====== RAW RECORDS ======
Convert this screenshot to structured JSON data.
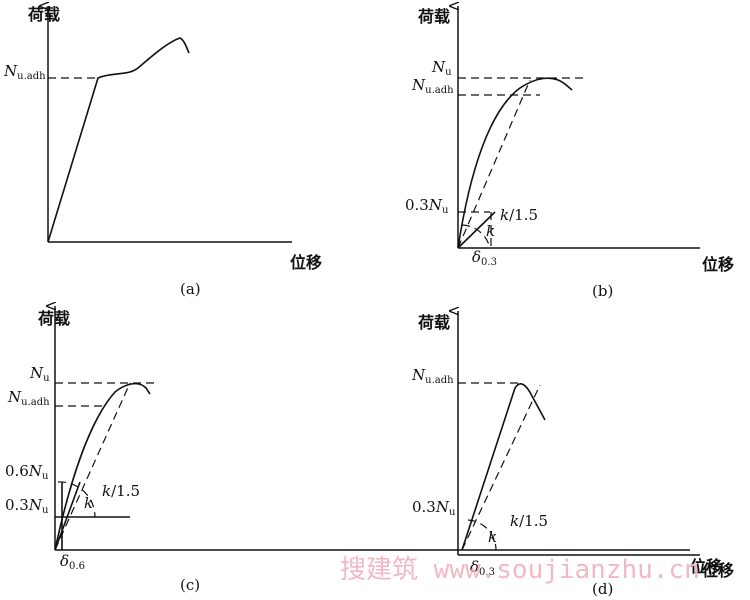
{
  "panels": [
    {
      "caption": "(a)",
      "y_axis": "荷载",
      "x_axis": "位移",
      "labels": [
        {
          "symbol": "N",
          "sub": "u.adh"
        }
      ]
    },
    {
      "caption": "(b)",
      "y_axis": "荷载",
      "x_axis": "位移",
      "labels": [
        {
          "symbol": "N",
          "sub": "u"
        },
        {
          "symbol": "N",
          "sub": "u.adh"
        },
        {
          "coef": "0.3",
          "symbol": "N",
          "sub": "u"
        },
        {
          "symbol": "k",
          "rest": "/1.5"
        },
        {
          "symbol": "k"
        },
        {
          "symbol": "δ",
          "sub": "0.3"
        }
      ]
    },
    {
      "caption": "(c)",
      "y_axis": "荷载",
      "x_axis": "位移",
      "labels": [
        {
          "symbol": "N",
          "sub": "u"
        },
        {
          "symbol": "N",
          "sub": "u.adh"
        },
        {
          "coef": "0.6",
          "symbol": "N",
          "sub": "u"
        },
        {
          "coef": "0.3",
          "symbol": "N",
          "sub": "u"
        },
        {
          "symbol": "k",
          "rest": "/1.5"
        },
        {
          "symbol": "k"
        },
        {
          "symbol": "δ",
          "sub": "0.6"
        }
      ]
    },
    {
      "caption": "(d)",
      "y_axis": "荷载",
      "x_axis": "位移",
      "labels": [
        {
          "symbol": "N",
          "sub": "u.adh"
        },
        {
          "coef": "0.3",
          "symbol": "N",
          "sub": "u"
        },
        {
          "symbol": "k",
          "rest": "/1.5"
        },
        {
          "symbol": "k"
        },
        {
          "symbol": "δ",
          "sub": "0.3"
        }
      ]
    }
  ],
  "watermark": "搜建筑 www.soujianzhu.cn"
}
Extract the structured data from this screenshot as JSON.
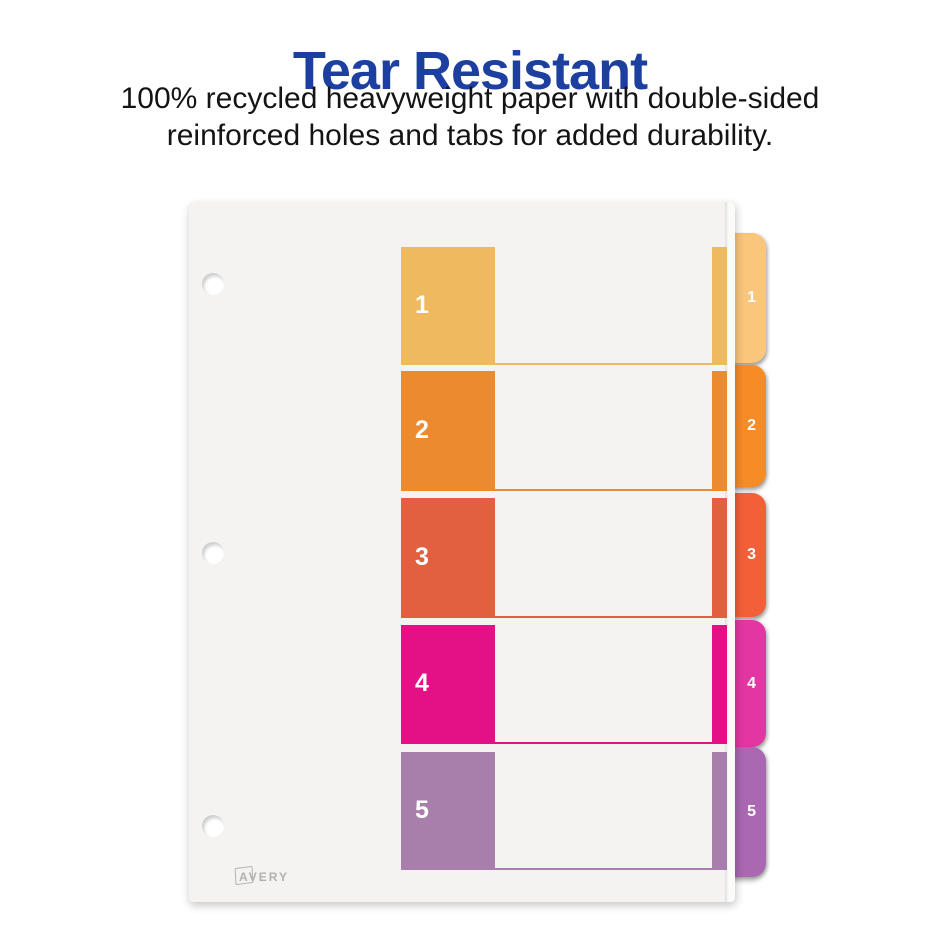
{
  "header": {
    "title": "Tear Resistant",
    "title_color": "#1d3fa0",
    "description_line1": "100% recycled heavyweight paper with double-sided",
    "description_line2": "reinforced holes and tabs for added durability."
  },
  "divider_sheet": {
    "brand": "AVERY",
    "sheet_color": "#f4f3f1",
    "rows": [
      {
        "label": "1",
        "color": "#efb95f",
        "tab_color": "#f9c67c"
      },
      {
        "label": "2",
        "color": "#ec8a2f",
        "tab_color": "#f78b26"
      },
      {
        "label": "3",
        "color": "#e2603f",
        "tab_color": "#f25f38"
      },
      {
        "label": "4",
        "color": "#e31185",
        "tab_color": "#e436a3"
      },
      {
        "label": "5",
        "color": "#a87fab",
        "tab_color": "#ab68b2"
      }
    ]
  }
}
======
== TASK PROMPT ==
For the entries shown above, give the number of lines that include the word "data", without any other text.

== FULL OUTPUT ==
2